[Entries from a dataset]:
## START
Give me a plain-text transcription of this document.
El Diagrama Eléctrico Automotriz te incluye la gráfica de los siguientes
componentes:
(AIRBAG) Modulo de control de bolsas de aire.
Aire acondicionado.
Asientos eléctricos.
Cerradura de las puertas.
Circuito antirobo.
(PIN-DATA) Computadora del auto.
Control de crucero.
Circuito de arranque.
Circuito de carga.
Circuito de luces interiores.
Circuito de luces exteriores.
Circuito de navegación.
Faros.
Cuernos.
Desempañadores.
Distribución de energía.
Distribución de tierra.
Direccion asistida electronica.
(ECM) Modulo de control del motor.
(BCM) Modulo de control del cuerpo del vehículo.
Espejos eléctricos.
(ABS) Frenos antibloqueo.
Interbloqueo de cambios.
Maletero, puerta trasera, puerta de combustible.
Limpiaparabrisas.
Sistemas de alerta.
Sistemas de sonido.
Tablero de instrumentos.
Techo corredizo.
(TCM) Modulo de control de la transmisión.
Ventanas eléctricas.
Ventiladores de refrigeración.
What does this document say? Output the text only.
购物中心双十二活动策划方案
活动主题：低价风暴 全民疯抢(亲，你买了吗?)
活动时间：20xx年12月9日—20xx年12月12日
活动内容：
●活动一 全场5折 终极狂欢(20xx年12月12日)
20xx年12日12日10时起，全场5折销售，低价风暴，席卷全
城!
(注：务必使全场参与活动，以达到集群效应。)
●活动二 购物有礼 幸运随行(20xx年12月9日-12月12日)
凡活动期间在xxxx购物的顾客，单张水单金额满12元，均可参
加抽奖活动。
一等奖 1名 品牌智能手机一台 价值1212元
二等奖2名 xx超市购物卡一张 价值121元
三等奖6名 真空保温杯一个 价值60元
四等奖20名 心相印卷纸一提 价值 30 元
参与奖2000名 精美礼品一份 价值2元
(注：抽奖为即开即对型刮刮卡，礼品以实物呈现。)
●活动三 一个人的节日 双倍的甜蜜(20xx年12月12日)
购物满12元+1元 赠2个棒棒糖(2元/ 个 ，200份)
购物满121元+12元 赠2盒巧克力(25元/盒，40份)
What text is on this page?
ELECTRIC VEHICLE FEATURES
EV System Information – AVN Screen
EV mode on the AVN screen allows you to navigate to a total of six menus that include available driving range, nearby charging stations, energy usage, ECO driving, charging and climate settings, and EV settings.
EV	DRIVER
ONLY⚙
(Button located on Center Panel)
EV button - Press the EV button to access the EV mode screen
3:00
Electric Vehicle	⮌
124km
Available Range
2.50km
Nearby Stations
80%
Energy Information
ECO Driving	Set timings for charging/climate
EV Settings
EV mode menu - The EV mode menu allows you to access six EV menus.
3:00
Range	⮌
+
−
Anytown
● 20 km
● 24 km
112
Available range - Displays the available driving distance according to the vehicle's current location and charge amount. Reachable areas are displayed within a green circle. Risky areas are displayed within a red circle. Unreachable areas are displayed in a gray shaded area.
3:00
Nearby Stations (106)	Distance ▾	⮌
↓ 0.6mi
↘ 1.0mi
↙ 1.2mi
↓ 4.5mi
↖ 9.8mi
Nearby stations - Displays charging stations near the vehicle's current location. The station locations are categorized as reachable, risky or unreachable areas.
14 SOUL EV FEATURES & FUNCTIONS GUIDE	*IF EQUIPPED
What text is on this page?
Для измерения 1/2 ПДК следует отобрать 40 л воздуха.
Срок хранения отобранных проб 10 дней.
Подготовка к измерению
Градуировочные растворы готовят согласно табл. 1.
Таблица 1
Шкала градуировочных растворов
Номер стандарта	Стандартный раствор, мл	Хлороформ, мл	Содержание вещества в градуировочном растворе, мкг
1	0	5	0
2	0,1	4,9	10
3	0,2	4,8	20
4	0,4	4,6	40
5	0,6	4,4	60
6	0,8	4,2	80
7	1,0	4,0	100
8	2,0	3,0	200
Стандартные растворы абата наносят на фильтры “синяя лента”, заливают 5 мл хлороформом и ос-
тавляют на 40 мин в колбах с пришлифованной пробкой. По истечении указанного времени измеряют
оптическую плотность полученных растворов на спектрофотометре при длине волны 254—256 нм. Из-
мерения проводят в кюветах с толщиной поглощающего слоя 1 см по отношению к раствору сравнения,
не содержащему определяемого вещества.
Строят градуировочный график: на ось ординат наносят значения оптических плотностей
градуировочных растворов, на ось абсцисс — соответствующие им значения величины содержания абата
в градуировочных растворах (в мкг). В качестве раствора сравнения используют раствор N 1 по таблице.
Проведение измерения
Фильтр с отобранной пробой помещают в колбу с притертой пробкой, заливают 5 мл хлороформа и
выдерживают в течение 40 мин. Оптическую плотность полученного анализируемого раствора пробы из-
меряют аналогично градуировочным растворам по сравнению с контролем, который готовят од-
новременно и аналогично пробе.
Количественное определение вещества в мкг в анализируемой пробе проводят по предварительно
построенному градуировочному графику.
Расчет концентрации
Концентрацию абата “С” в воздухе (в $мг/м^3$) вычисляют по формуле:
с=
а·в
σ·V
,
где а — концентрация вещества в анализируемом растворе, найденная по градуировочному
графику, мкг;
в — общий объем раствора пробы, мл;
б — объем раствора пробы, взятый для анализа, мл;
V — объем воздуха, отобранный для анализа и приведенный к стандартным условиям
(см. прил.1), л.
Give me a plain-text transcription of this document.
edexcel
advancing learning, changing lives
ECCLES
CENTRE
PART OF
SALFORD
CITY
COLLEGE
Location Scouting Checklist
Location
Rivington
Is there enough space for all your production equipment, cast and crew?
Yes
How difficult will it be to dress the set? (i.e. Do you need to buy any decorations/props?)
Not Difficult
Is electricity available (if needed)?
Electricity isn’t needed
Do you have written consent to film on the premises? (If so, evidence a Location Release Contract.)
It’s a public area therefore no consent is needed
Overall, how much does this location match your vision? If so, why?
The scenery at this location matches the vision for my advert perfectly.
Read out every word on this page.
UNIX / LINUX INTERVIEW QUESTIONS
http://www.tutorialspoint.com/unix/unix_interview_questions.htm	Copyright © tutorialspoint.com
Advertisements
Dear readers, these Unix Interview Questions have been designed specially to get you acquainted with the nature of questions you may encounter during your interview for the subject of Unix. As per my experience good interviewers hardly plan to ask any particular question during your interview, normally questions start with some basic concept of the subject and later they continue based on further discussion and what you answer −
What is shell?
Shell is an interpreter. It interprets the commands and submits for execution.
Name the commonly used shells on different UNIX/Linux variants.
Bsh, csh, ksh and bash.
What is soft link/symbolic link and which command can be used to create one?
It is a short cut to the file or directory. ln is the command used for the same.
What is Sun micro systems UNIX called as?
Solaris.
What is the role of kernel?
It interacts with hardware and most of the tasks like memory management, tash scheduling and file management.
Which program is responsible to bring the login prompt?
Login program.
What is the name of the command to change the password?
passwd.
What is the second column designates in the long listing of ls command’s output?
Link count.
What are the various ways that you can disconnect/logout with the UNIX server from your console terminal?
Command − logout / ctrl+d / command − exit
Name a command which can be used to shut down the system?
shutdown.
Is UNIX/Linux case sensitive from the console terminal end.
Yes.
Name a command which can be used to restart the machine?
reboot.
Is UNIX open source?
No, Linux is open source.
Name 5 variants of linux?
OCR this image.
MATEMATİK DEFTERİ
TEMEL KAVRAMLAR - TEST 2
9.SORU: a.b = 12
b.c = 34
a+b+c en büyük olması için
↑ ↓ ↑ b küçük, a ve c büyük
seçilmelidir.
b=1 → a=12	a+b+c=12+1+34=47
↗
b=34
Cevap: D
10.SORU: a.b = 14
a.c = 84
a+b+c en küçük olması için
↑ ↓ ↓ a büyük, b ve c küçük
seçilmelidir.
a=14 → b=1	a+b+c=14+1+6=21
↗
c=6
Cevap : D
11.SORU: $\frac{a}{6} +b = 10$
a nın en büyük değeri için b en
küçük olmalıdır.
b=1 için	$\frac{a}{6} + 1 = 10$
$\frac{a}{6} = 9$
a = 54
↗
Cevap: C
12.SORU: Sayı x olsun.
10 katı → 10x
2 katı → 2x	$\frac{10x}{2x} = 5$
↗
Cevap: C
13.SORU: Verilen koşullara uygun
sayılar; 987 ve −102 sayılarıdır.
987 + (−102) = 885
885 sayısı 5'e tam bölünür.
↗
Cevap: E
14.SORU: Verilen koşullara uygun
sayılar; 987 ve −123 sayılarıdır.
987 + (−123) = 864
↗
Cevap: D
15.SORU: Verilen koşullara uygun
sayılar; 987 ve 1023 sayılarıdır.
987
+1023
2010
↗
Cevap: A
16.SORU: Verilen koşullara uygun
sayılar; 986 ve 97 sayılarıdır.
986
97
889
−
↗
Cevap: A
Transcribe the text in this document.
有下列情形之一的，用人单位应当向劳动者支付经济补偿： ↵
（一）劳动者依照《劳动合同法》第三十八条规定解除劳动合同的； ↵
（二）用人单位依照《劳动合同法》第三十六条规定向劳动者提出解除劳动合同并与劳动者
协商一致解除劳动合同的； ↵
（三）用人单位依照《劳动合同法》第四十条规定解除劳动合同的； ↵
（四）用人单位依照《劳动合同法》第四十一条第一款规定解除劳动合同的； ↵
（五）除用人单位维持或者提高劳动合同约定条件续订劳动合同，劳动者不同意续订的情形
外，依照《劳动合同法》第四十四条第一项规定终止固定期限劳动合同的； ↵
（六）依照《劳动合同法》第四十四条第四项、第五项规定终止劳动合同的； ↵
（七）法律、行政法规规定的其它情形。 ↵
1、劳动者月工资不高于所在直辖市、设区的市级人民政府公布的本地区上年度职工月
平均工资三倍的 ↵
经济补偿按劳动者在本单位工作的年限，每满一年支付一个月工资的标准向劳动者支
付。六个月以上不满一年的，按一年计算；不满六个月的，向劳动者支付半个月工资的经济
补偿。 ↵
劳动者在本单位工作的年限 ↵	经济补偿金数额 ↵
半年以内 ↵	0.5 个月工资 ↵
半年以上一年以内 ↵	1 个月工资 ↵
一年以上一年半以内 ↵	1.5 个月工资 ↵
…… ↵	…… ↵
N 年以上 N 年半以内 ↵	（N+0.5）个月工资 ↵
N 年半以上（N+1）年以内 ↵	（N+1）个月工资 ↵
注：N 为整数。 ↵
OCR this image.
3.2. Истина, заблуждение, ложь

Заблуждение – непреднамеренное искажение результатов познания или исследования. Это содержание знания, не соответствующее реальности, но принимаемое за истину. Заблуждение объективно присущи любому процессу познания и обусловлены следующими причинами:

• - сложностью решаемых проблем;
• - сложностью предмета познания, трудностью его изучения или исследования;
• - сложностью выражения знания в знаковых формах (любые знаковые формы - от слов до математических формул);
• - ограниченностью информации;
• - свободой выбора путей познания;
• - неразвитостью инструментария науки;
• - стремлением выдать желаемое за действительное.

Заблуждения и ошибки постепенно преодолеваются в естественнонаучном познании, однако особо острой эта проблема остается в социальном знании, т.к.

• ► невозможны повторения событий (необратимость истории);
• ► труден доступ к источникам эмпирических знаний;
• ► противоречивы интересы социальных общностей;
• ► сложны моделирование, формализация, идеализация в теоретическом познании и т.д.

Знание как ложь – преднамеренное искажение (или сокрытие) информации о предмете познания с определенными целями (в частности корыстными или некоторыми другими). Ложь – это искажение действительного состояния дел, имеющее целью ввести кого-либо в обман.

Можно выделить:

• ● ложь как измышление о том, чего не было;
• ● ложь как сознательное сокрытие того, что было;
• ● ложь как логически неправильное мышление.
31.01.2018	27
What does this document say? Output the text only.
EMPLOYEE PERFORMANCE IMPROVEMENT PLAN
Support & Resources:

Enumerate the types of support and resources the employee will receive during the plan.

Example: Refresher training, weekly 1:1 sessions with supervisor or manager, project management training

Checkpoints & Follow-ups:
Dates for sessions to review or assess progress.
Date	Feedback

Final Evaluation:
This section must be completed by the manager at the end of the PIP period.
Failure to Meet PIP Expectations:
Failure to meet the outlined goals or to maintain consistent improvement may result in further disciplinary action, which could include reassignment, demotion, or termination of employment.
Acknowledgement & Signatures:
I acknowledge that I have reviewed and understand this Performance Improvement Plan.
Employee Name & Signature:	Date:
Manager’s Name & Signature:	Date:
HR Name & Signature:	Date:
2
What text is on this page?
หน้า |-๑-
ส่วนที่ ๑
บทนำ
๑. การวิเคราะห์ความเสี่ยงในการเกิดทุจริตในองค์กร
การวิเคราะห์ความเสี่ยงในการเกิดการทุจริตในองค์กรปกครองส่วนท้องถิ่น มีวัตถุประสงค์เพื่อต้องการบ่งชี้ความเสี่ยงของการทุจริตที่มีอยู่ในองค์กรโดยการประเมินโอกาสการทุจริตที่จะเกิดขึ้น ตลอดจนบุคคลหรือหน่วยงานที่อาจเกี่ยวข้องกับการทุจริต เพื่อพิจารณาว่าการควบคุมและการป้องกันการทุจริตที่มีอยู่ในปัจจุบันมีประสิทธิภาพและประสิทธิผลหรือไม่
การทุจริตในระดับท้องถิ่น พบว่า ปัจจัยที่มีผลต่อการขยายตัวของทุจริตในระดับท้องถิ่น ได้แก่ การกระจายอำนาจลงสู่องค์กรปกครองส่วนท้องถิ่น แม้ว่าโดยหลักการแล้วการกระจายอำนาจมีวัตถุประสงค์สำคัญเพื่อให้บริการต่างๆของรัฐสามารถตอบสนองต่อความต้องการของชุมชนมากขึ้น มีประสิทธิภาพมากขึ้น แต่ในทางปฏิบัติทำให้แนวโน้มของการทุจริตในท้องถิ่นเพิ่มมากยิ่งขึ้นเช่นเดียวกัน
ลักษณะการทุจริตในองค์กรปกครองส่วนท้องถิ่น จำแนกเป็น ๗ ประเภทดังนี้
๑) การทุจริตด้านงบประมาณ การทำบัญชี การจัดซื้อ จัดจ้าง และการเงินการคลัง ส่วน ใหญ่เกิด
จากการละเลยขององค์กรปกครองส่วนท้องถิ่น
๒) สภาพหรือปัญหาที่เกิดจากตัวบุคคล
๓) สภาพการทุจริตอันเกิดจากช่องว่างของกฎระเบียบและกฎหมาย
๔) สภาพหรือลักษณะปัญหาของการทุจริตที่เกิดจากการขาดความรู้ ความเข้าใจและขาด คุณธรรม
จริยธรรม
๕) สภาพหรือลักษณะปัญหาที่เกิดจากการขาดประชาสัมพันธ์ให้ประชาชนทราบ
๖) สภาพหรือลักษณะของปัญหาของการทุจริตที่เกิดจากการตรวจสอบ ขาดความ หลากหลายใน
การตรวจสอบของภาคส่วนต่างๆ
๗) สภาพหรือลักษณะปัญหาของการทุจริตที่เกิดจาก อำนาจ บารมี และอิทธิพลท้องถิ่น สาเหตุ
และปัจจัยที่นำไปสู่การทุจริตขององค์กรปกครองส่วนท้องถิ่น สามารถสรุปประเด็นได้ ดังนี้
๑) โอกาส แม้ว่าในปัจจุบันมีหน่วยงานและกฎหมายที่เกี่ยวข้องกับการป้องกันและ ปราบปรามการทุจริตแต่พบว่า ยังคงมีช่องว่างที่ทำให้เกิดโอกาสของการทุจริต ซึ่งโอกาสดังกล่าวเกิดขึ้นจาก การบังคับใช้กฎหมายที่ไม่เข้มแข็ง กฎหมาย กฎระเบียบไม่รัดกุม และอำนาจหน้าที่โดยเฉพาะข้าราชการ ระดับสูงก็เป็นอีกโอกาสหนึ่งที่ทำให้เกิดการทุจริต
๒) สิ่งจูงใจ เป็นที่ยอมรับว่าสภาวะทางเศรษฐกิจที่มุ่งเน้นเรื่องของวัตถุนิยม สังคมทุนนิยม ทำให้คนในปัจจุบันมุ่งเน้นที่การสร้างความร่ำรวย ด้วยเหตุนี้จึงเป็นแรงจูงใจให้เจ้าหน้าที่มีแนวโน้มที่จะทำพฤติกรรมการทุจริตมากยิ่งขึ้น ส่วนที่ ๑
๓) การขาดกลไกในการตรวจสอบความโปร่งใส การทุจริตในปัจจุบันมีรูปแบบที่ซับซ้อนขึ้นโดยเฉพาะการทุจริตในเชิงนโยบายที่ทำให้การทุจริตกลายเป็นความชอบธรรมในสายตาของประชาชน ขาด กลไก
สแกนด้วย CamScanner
## END
[AIM]: Which lines hold the string "ญหาของการท"? Copy all of them from the data above.

[RESPONSE TO THIS TASK]:
๔) สภาพหรือลักษณะปัญหาของการทุจริตที่เกิดจากการขาดความรู้ ความเข้าใจและขาด คุณธรรม
๖) สภาพหรือลักษณะของปัญหาของการทุจริตที่เกิดจากการตรวจสอบ ขาดความ หลากหลายใน
๗) สภาพหรือลักษณะปัญหาของการทุจริตที่เกิดจาก อำนาจ บารมี และอิทธิพลท้องถิ่น สาเหตุ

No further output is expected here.